#### [DATA SUPPLIED]
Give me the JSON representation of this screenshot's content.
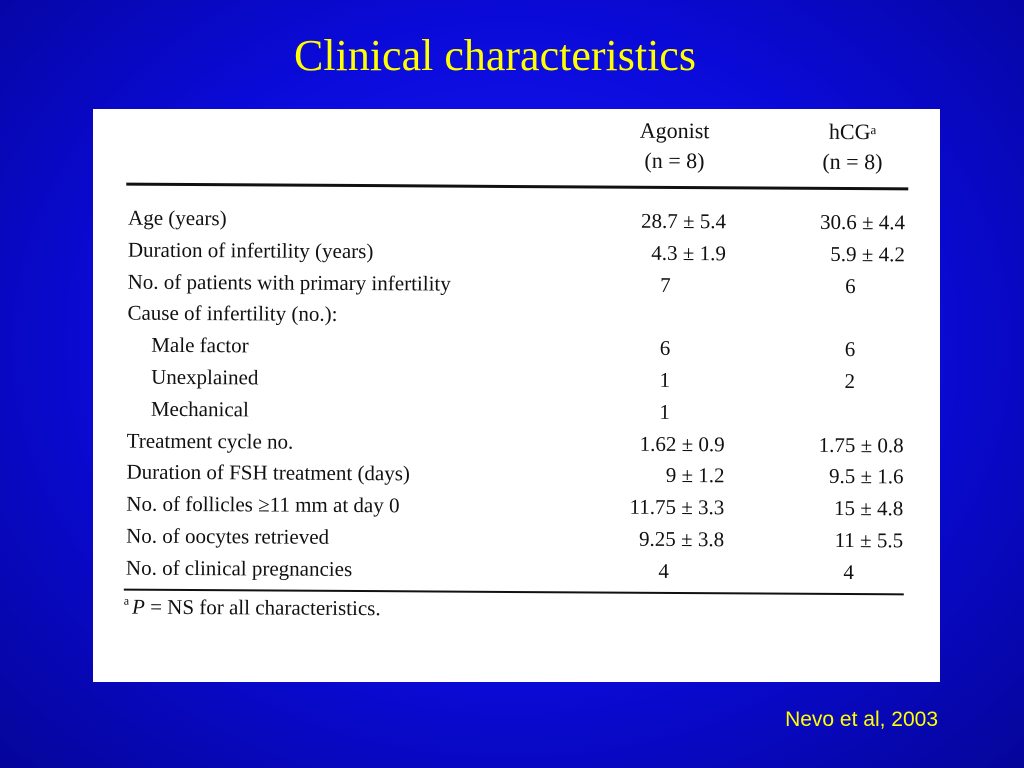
{
  "slide": {
    "title": "Clinical characteristics",
    "citation": "Nevo et al, 2003"
  },
  "table": {
    "columns": [
      {
        "name": "Agonist",
        "n": "(n = 8)",
        "superscript": ""
      },
      {
        "name": "hCG",
        "n": "(n = 8)",
        "superscript": "a"
      }
    ],
    "rows": [
      {
        "label": "Age (years)",
        "indent": false,
        "agonist": "28.7 ± 5.4",
        "hcg": "30.6 ± 4.4"
      },
      {
        "label": "Duration of infertility (years)",
        "indent": false,
        "agonist": "4.3 ± 1.9",
        "hcg": "5.9 ± 4.2"
      },
      {
        "label": "No. of patients with primary infertility",
        "indent": false,
        "agonist": "7",
        "hcg": "6"
      },
      {
        "label": "Cause of infertility (no.):",
        "indent": false,
        "agonist": "",
        "hcg": ""
      },
      {
        "label": "Male factor",
        "indent": true,
        "agonist": "6",
        "hcg": "6"
      },
      {
        "label": "Unexplained",
        "indent": true,
        "agonist": "1",
        "hcg": "2"
      },
      {
        "label": "Mechanical",
        "indent": true,
        "agonist": "1",
        "hcg": ""
      },
      {
        "label": "Treatment cycle no.",
        "indent": false,
        "agonist": "1.62 ± 0.9",
        "hcg": "1.75 ± 0.8"
      },
      {
        "label": "Duration of FSH treatment (days)",
        "indent": false,
        "agonist": "9 ± 1.2",
        "hcg": "9.5 ± 1.6"
      },
      {
        "label": "No. of follicles ≥11 mm at day 0",
        "indent": false,
        "agonist": "11.75 ± 3.3",
        "hcg": "15 ± 4.8"
      },
      {
        "label": "No. of oocytes retrieved",
        "indent": false,
        "agonist": "9.25 ± 3.8",
        "hcg": "11 ± 5.5"
      },
      {
        "label": "No. of clinical pregnancies",
        "indent": false,
        "agonist": "4",
        "hcg": "4"
      }
    ],
    "footnote": {
      "marker": "a",
      "p": "P",
      "text": " = NS for all characteristics."
    }
  }
}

#### [TASK TO COMPLETE]
Please state the number of lines above that hold the string "years", with nothing else added.

#### [RESPONSE TO THIS TASK]
2